» **TASK OBJECTIVE**
Read the lines below. Copy out any that hold the string "JSON".

--- START OF RECORD SET ---

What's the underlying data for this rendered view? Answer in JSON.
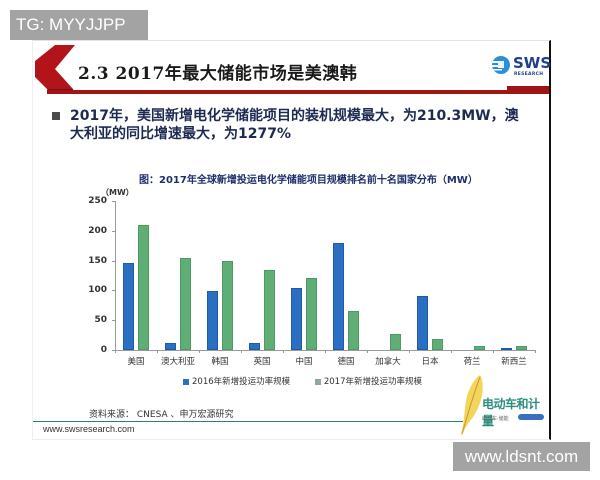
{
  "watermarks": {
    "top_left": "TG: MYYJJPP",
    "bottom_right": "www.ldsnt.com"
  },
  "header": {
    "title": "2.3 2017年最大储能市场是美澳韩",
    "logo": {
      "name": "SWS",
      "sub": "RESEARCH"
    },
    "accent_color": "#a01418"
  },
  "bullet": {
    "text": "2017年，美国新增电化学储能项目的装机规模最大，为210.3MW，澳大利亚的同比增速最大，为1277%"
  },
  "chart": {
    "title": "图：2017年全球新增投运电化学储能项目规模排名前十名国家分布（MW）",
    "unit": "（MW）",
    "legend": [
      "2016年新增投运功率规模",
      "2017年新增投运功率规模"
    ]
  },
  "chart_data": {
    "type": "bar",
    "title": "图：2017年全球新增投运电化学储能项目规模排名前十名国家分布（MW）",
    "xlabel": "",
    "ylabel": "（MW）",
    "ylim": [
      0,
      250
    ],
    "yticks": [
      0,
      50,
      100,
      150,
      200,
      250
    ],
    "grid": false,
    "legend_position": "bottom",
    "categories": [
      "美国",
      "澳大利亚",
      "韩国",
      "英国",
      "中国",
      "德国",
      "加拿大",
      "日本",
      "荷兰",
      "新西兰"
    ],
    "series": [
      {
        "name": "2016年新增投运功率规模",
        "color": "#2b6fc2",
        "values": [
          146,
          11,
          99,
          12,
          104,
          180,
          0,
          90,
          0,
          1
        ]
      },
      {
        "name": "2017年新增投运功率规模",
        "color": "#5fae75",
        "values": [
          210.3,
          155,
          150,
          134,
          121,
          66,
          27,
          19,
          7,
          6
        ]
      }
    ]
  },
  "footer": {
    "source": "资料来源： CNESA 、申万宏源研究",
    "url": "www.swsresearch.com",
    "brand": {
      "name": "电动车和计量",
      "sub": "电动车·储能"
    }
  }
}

--- END OF RECORD SET ---
--- START OF RECORD SET ---

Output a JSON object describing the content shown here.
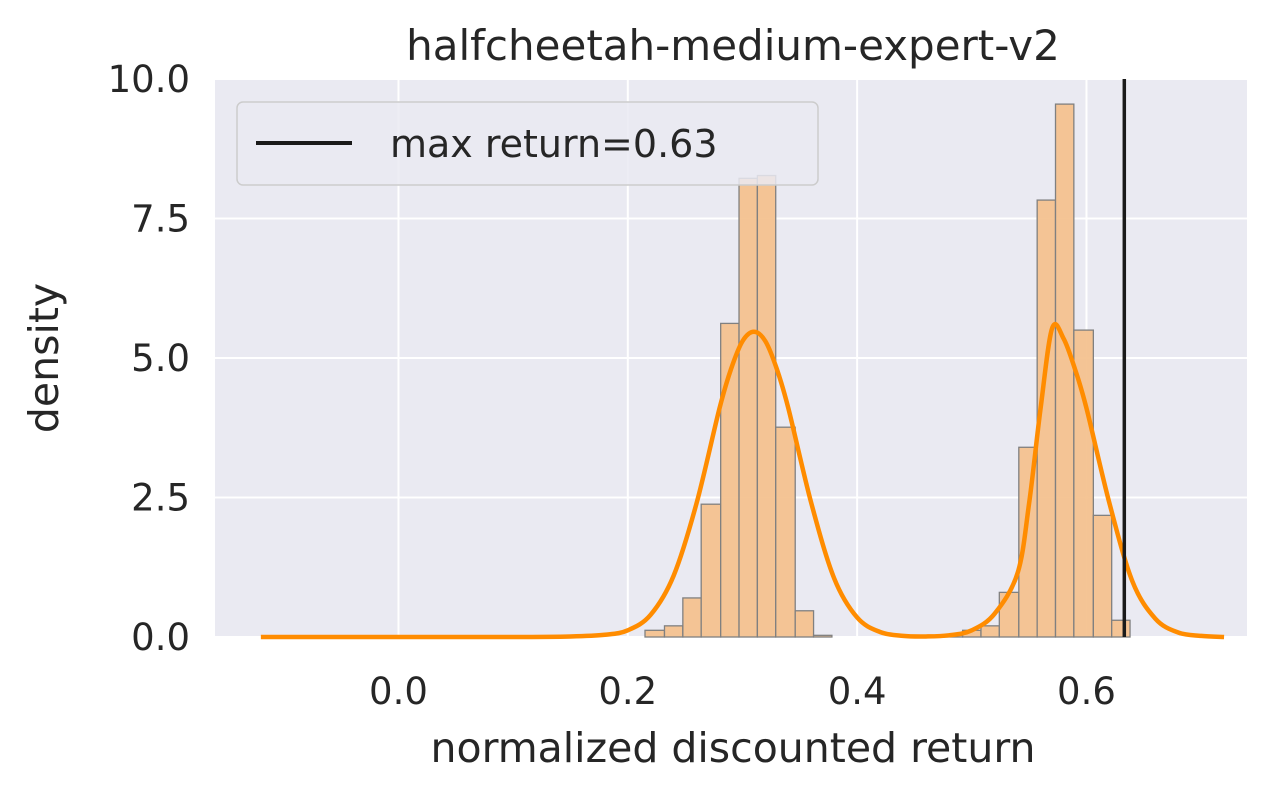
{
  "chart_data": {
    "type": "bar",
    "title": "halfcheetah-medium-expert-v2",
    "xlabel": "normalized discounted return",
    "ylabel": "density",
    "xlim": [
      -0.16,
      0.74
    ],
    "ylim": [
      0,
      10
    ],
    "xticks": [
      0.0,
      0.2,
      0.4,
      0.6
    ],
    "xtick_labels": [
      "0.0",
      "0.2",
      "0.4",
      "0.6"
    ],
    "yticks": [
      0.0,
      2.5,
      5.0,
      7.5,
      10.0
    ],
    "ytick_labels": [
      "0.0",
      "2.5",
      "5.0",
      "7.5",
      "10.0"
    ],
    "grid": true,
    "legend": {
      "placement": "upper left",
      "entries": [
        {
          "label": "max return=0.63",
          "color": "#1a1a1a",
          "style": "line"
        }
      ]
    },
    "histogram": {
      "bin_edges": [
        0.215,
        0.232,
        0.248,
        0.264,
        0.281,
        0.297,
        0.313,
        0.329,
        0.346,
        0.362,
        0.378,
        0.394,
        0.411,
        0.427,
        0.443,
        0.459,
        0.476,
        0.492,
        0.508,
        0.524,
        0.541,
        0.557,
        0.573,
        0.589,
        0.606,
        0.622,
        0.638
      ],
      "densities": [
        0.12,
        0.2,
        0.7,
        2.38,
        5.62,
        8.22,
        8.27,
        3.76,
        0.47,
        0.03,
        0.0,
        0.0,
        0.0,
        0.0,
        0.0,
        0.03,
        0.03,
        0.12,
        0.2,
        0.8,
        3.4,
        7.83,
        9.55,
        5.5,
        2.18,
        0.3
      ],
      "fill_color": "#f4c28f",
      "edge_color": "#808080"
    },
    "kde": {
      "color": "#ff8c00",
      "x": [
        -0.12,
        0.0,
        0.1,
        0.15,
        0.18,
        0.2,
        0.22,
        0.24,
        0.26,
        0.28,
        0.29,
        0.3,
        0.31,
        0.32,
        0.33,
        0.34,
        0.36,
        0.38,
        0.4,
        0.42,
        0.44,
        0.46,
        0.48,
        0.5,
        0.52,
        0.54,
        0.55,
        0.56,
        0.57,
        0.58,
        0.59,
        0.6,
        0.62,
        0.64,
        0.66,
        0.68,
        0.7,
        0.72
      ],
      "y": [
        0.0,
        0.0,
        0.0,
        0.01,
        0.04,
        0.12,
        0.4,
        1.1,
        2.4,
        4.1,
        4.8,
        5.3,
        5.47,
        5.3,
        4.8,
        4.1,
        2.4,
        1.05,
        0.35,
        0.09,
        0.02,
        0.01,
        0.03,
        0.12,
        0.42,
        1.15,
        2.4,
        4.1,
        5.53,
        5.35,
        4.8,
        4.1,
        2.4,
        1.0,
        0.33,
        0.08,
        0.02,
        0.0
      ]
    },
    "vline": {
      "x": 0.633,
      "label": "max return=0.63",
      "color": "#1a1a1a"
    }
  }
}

--- END OF RECORD SET ---

» **EXPECTED ANSWER**
What's the underlying data for this rendered view? Answer in JSON.
Output a JSON object describing the content shown here.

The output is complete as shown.